Data to process:
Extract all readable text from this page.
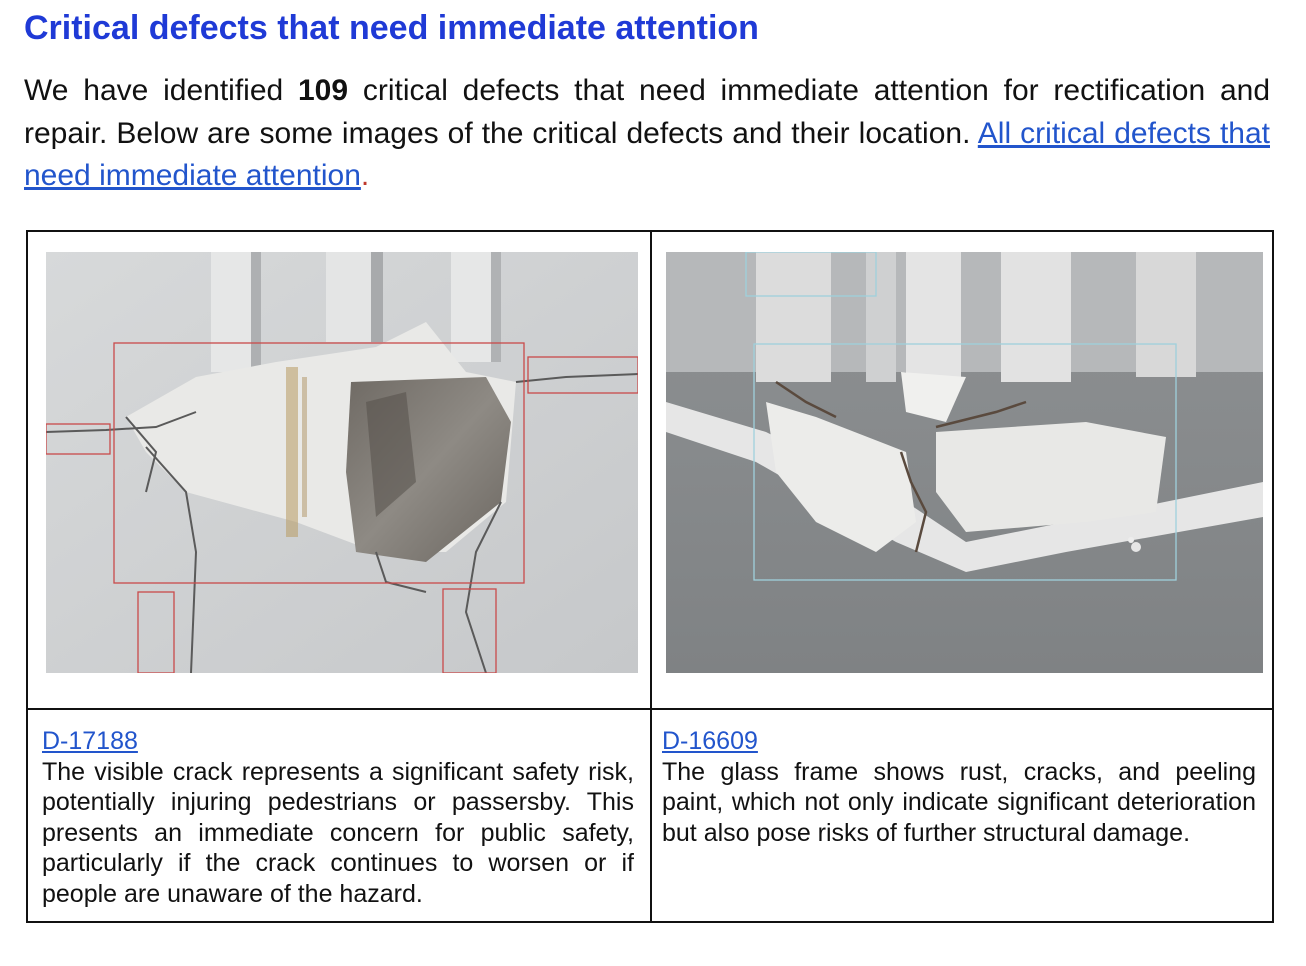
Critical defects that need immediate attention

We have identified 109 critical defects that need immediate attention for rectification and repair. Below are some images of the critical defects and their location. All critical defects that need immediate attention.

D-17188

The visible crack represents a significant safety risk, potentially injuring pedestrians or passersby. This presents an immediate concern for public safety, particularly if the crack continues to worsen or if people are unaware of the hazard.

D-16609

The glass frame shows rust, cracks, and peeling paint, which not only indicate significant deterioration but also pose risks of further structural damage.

* * *

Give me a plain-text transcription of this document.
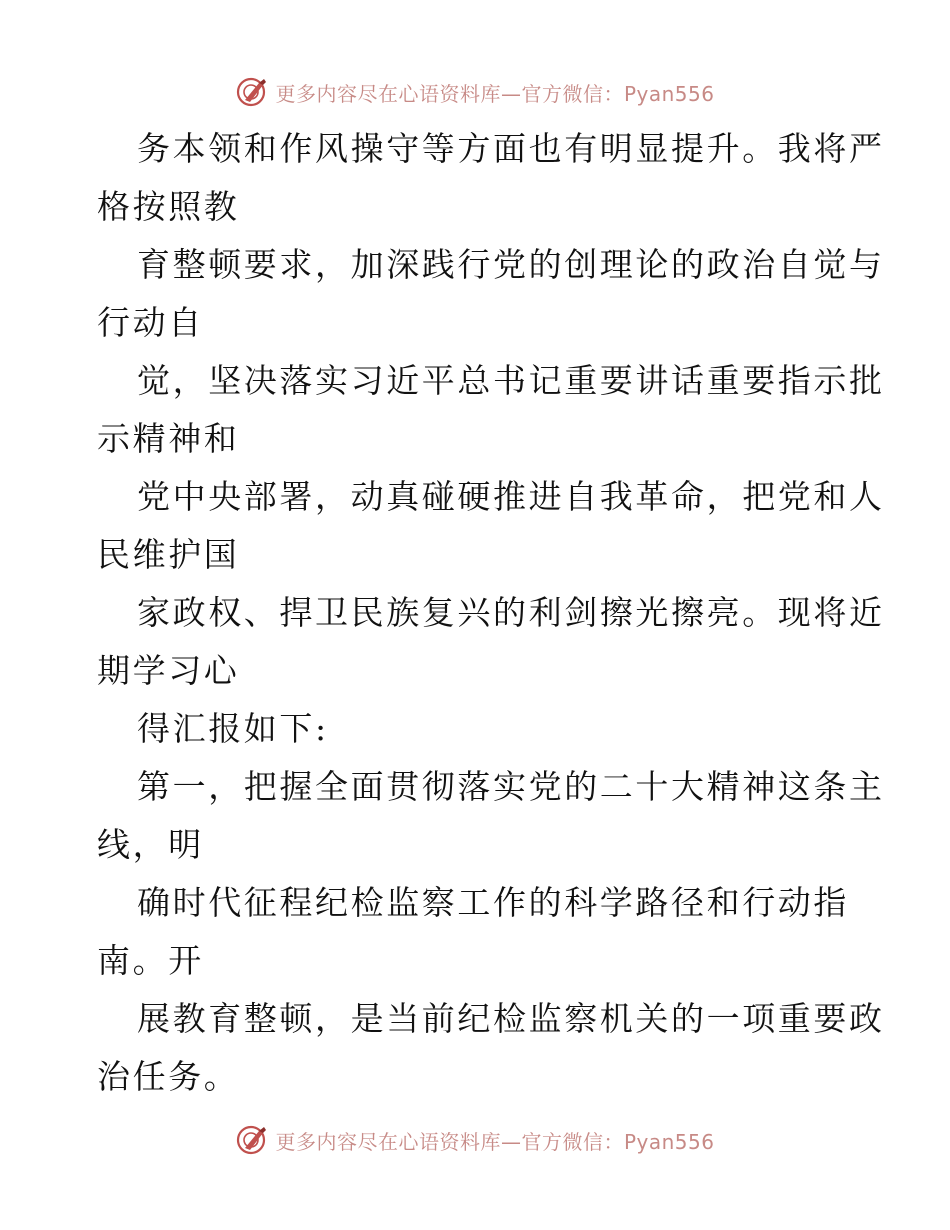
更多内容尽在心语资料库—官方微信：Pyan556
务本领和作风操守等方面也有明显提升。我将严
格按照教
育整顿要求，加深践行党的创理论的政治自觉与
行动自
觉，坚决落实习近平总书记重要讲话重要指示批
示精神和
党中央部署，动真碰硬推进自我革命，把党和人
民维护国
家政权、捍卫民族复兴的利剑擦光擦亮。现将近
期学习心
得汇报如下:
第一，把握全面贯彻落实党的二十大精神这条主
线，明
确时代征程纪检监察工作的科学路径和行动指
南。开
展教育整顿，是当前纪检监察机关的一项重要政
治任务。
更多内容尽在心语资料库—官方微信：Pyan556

Set exercise: Pick out lines containing the word "immediate", each one as written.

Correct result:
Critical defects that need immediate attention
We have identified 109 critical defects that need immediate attention for rectification and repair. Below are some images of the critical defects and their location. All critical defects that need immediate attention.
The visible crack represents a significant safety risk, potentially injuring pedestrians or passersby. This presents an immediate concern for public safety, particularly if the crack continues to worsen or if people are unaware of the hazard.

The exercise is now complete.